**TASK TO COMPLETE**
List each line of the data in which the string "entre" appears.

-*-*-

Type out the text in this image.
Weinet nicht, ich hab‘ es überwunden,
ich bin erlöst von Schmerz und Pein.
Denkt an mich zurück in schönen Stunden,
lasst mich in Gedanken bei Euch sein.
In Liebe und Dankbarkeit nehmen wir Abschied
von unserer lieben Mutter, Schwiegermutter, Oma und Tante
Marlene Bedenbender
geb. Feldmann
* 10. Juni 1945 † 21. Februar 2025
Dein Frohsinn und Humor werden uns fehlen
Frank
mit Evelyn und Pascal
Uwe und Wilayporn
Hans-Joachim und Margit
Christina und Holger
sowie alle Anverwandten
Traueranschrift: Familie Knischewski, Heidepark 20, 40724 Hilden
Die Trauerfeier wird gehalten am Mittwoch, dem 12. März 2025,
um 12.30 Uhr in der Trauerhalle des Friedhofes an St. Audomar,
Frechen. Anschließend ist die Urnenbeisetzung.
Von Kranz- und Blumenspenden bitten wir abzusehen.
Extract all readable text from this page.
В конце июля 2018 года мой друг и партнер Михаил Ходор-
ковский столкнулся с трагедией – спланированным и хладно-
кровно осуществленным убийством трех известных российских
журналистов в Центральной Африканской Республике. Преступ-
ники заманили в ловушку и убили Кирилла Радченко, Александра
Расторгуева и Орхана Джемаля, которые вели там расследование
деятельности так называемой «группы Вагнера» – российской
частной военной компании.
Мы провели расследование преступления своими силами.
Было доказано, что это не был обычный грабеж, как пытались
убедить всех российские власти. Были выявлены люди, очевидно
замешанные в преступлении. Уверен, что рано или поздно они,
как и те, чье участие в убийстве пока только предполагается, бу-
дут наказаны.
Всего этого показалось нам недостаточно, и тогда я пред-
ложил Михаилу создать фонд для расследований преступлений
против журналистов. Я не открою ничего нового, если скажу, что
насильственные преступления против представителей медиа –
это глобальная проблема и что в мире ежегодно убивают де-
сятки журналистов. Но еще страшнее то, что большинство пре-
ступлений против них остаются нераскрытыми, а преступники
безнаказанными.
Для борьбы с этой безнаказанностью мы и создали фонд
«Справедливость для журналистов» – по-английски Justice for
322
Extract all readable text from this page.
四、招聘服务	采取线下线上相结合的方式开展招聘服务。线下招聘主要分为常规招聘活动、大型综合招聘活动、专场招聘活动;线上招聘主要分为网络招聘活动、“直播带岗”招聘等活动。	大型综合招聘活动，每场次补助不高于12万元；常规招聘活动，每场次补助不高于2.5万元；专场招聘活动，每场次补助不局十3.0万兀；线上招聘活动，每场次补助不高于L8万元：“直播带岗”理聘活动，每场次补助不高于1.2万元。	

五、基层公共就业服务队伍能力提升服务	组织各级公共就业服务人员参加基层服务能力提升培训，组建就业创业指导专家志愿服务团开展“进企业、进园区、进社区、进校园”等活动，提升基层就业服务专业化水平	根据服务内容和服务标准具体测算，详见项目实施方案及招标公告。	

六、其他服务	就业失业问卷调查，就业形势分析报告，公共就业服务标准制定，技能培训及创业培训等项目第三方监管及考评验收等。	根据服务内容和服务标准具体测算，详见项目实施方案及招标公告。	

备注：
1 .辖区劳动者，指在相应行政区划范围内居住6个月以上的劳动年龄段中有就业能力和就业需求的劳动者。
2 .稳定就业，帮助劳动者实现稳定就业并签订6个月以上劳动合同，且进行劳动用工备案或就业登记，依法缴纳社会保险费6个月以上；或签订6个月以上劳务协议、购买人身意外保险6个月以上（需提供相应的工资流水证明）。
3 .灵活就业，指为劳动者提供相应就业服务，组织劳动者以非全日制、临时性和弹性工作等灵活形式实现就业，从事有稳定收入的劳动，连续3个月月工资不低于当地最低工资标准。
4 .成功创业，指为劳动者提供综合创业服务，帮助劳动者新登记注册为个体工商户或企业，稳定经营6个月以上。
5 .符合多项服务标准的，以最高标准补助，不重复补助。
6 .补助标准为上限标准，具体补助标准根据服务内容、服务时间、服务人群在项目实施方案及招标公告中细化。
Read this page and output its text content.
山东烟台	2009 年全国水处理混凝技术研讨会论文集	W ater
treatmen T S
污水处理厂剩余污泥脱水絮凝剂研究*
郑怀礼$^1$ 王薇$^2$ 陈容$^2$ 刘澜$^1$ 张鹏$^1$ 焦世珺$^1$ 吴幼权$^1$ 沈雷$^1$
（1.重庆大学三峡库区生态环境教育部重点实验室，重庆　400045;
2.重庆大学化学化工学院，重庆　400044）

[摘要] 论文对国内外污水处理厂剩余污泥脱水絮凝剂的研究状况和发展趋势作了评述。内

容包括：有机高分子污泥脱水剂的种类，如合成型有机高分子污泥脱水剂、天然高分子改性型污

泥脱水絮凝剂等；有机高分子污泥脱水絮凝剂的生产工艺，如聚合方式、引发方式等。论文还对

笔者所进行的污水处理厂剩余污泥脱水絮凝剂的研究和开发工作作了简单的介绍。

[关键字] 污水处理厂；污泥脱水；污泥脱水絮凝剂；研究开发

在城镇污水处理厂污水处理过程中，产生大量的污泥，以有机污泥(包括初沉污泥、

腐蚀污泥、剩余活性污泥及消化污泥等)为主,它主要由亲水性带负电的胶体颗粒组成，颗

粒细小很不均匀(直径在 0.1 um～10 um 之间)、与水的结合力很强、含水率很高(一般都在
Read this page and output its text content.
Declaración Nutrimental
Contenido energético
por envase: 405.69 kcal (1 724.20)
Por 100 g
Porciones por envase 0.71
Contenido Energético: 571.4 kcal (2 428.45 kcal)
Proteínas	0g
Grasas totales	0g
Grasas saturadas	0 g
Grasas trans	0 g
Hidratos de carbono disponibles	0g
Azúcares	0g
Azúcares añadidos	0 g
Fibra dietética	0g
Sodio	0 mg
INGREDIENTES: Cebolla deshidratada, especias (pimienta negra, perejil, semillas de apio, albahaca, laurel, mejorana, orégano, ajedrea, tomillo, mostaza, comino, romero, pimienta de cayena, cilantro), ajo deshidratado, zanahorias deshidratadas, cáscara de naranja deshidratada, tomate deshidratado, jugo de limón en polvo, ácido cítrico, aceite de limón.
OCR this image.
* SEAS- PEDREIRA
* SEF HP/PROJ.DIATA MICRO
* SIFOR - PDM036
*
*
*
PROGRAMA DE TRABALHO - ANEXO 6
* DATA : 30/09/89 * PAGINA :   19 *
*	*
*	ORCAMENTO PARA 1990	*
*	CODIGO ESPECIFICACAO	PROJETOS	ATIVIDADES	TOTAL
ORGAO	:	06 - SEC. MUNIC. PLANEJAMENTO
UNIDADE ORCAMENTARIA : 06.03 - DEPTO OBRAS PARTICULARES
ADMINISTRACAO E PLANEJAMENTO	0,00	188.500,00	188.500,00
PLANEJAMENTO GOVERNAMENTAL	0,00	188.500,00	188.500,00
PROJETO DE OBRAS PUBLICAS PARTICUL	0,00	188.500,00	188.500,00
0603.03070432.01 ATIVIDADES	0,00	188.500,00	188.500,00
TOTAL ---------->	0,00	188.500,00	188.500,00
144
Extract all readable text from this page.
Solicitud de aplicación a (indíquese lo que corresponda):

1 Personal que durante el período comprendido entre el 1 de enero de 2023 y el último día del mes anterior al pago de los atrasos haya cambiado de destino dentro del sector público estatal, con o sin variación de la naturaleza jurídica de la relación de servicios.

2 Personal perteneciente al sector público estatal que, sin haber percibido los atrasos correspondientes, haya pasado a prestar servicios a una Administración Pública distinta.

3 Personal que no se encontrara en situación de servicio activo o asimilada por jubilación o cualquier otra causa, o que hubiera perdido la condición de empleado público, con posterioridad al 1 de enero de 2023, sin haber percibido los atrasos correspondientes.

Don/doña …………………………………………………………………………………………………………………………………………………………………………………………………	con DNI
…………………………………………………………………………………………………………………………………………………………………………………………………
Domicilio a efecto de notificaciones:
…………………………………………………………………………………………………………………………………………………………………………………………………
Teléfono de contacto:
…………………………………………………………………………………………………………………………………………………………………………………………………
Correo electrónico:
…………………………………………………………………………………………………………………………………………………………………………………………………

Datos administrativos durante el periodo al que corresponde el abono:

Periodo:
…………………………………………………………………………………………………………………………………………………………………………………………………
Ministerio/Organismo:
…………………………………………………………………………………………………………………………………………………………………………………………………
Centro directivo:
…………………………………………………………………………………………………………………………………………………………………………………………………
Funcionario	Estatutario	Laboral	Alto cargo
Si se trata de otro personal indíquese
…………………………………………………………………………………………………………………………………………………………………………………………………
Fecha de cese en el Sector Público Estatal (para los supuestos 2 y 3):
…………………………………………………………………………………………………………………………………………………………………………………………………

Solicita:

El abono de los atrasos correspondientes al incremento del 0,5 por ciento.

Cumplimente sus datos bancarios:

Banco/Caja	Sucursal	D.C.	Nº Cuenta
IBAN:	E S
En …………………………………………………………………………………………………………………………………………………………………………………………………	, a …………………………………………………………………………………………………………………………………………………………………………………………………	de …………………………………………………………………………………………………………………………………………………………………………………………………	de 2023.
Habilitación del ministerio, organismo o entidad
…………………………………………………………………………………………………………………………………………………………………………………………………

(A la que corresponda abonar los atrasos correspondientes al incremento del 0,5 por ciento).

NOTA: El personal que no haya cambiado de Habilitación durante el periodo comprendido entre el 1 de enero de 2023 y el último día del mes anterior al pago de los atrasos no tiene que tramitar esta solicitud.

-*-*-

**CORRECT OUTPUT**
1 Personal que durante el período comprendido entre el 1 de enero de 2023 y el último día del mes anterior al pago de los atrasos haya cambiado de destino dentro del sector público estatal, con o sin variación de la naturaleza jurídica de la relación de servicios.
NOTA: El personal que no haya cambiado de Habilitación durante el periodo comprendido entre el 1 de enero de 2023 y el último día del mes anterior al pago de los atrasos no tiene que tramitar esta solicitud.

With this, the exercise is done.